------ Stored records ------

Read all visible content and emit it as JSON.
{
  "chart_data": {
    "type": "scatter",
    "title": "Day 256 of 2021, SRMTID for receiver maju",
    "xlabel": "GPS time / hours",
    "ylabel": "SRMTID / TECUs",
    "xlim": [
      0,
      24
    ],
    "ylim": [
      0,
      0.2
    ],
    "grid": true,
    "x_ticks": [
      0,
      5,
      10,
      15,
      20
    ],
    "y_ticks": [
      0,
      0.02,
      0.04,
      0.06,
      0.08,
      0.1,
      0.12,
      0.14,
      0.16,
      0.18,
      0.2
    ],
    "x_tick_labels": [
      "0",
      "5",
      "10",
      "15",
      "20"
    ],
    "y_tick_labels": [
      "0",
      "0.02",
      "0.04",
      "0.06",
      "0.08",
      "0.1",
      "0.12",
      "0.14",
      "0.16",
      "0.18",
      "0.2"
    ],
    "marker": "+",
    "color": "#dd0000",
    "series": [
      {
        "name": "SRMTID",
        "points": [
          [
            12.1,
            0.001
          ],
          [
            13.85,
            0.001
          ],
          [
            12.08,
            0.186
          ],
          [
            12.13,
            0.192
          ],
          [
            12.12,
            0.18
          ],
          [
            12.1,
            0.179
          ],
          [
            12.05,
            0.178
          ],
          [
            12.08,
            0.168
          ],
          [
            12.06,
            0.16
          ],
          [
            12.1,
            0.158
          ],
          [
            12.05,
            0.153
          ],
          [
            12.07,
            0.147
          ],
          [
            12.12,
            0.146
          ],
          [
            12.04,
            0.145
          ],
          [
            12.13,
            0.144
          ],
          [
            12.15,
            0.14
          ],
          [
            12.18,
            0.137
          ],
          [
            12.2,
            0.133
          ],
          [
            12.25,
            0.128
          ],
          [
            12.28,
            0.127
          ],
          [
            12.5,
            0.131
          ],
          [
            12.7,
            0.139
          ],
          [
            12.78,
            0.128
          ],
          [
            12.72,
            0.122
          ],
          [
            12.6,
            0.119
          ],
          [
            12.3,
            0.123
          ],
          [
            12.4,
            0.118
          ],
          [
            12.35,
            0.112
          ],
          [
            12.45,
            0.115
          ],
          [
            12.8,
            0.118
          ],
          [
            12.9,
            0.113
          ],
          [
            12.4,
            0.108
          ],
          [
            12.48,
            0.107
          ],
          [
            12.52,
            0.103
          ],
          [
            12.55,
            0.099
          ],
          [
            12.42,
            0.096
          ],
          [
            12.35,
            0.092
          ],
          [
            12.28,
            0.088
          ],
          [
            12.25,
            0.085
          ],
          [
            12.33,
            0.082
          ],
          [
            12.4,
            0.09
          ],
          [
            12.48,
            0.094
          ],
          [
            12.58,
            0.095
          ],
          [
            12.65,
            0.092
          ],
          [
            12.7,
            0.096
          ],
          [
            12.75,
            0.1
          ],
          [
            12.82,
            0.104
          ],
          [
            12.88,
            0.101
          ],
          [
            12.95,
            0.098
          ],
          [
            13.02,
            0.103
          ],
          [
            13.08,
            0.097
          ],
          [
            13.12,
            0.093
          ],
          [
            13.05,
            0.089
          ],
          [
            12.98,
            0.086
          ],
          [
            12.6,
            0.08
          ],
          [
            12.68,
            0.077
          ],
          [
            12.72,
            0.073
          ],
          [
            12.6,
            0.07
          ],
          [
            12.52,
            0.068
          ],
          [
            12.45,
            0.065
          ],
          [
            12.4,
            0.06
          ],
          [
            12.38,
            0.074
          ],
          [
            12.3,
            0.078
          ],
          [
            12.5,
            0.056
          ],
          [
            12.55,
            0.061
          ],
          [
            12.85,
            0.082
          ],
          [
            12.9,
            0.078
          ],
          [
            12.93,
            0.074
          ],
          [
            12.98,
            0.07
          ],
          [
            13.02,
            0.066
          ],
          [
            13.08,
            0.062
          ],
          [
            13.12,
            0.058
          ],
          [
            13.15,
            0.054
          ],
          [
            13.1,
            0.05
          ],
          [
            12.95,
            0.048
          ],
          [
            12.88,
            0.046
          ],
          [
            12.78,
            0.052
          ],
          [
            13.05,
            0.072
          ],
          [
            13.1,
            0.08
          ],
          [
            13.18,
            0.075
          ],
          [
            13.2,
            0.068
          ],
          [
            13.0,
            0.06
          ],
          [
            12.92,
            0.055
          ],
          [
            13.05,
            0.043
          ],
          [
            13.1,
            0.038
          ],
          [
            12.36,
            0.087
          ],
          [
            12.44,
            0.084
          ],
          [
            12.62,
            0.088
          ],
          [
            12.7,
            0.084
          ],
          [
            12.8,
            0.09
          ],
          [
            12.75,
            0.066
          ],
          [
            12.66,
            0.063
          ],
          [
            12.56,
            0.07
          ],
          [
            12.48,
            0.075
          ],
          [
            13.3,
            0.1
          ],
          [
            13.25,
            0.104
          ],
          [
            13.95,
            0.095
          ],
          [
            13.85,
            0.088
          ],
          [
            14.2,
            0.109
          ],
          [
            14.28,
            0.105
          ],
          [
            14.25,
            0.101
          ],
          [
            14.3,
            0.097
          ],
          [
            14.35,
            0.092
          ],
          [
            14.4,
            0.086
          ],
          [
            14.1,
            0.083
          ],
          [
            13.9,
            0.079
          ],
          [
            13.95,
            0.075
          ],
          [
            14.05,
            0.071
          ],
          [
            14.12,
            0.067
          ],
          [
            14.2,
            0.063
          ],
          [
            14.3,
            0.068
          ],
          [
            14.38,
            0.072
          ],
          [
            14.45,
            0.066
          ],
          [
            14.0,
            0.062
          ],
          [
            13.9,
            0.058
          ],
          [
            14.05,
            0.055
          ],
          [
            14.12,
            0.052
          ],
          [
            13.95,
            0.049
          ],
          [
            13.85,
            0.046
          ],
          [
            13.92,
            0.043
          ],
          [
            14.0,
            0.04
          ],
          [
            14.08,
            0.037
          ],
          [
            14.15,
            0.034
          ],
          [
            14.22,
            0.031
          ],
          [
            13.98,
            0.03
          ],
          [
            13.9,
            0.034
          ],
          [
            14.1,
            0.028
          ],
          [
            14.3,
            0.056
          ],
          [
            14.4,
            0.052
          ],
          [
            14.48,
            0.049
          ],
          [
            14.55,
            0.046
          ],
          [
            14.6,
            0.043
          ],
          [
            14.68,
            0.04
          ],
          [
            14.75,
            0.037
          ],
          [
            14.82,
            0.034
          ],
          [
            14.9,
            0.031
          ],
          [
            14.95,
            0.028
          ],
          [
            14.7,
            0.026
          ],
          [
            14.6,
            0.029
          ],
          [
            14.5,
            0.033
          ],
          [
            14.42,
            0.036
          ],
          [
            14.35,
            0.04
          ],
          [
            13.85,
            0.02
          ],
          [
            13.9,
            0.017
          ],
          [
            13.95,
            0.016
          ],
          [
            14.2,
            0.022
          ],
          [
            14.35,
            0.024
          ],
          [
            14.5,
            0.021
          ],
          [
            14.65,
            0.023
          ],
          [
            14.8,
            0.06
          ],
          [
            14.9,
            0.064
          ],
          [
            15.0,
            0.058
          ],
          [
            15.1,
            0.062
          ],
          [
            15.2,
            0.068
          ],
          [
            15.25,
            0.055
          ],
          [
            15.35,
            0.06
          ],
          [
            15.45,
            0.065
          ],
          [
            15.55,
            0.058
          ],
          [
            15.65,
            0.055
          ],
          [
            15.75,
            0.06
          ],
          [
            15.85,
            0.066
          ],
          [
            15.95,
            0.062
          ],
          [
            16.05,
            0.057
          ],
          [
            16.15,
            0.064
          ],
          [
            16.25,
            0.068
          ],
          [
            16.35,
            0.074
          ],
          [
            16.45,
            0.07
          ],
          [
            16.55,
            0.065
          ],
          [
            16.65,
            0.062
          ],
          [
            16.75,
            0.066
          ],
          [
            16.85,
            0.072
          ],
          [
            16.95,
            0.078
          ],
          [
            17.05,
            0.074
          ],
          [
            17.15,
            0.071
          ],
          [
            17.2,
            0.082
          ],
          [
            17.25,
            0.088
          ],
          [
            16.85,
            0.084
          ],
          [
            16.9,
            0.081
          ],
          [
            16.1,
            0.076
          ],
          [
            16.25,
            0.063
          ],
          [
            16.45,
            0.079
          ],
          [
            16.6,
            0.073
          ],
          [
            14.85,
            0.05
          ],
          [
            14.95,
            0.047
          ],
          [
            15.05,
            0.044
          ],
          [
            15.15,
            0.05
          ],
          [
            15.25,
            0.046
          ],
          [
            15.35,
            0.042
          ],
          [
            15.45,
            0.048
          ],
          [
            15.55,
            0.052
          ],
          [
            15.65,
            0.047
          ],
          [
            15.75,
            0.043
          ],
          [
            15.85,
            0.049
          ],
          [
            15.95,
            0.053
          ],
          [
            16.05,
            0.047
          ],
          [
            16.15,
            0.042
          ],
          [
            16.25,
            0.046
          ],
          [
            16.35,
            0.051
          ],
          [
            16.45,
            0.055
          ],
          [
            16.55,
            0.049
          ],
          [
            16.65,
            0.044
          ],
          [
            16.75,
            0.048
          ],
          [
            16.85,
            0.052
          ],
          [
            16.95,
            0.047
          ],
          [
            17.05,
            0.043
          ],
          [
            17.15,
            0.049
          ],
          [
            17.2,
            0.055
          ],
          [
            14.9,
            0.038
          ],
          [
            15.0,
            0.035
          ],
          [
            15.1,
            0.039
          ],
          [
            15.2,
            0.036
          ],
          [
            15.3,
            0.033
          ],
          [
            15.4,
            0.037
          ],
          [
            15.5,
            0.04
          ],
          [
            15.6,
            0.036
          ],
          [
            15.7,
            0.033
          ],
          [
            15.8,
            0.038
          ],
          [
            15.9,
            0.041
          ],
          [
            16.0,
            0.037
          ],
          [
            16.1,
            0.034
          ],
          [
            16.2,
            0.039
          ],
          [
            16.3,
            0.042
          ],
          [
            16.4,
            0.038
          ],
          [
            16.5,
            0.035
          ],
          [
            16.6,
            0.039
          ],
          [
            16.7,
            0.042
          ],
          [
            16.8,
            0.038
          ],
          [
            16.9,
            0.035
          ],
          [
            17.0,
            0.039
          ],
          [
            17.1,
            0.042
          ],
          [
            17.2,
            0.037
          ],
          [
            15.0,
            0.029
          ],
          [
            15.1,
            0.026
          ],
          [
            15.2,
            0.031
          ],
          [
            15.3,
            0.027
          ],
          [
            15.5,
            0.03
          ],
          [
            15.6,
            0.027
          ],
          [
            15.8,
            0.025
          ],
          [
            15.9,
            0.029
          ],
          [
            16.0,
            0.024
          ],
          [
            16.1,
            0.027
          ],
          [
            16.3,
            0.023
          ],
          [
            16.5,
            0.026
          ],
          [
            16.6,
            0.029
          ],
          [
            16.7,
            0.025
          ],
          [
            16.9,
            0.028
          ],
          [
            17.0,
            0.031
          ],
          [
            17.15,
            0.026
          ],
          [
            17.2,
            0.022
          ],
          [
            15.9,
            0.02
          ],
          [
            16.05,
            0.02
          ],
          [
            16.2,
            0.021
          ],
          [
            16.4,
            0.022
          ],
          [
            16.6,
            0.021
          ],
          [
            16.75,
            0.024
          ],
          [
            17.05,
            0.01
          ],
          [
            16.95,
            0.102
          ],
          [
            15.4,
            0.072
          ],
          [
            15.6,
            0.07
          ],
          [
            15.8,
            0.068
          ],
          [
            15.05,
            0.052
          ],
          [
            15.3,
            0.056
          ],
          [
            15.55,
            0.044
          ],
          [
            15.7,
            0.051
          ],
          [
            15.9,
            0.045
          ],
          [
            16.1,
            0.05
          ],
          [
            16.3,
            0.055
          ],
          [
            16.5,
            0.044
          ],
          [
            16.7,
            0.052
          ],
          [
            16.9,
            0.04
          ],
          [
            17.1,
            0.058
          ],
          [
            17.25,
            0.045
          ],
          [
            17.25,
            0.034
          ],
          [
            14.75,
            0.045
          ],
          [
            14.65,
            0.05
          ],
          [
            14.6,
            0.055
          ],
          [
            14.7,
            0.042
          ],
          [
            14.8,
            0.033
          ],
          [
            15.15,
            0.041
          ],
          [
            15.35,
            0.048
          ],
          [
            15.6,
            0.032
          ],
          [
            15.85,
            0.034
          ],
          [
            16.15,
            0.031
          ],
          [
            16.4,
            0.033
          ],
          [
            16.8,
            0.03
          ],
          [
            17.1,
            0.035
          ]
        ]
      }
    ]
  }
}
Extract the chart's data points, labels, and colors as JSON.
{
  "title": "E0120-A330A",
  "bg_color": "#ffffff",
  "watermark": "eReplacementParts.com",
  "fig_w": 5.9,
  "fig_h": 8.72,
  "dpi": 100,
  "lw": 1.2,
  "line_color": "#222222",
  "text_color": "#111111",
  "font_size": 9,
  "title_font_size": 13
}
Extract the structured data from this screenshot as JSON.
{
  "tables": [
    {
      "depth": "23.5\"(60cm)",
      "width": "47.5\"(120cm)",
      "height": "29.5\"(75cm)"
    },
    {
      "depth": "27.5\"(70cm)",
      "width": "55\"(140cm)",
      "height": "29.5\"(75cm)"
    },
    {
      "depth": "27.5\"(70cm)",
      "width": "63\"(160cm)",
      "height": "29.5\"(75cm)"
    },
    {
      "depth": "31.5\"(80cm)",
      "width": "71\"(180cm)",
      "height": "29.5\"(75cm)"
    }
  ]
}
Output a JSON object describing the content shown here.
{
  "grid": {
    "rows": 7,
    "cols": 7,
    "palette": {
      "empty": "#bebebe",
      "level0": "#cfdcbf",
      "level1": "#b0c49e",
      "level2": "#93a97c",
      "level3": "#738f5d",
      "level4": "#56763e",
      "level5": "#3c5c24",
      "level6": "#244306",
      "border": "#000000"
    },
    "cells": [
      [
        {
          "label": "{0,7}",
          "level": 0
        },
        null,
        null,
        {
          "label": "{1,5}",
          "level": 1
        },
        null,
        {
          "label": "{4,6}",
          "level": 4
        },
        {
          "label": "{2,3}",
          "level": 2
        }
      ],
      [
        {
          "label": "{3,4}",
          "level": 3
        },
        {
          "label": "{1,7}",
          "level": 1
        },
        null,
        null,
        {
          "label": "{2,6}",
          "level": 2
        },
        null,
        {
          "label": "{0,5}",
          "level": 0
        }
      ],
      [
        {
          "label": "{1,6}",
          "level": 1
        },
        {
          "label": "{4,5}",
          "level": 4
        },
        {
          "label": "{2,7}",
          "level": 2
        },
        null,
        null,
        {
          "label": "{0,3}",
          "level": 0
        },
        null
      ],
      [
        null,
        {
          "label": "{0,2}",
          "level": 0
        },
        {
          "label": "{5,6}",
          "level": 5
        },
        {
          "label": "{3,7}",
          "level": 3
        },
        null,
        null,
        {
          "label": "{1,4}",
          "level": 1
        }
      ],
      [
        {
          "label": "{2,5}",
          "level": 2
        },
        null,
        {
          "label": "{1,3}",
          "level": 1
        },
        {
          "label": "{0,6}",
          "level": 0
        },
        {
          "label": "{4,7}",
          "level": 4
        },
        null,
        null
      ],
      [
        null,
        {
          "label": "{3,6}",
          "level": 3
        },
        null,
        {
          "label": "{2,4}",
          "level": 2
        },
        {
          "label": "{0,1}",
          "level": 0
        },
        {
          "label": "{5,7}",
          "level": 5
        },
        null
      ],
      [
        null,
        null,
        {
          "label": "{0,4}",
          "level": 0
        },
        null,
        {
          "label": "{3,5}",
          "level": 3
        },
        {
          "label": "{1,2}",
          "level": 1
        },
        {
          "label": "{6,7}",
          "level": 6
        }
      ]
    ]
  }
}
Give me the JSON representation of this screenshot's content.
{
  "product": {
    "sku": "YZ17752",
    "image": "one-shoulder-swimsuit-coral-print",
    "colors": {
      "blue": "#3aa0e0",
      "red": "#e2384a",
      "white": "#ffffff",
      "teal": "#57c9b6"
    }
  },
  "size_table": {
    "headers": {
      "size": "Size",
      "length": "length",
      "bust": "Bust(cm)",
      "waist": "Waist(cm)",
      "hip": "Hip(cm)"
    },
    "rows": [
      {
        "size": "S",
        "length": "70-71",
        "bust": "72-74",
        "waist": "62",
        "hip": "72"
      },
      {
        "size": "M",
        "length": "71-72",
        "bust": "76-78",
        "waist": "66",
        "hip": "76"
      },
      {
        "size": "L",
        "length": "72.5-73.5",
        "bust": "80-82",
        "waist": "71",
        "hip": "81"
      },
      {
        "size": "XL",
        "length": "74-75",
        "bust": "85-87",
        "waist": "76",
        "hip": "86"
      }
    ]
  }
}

------

Identify the lines that contain the string "screenshot", and copy every one of them.

The answer =
Extract the structured data from this screenshot as JSON.
Give me the JSON representation of this screenshot's content.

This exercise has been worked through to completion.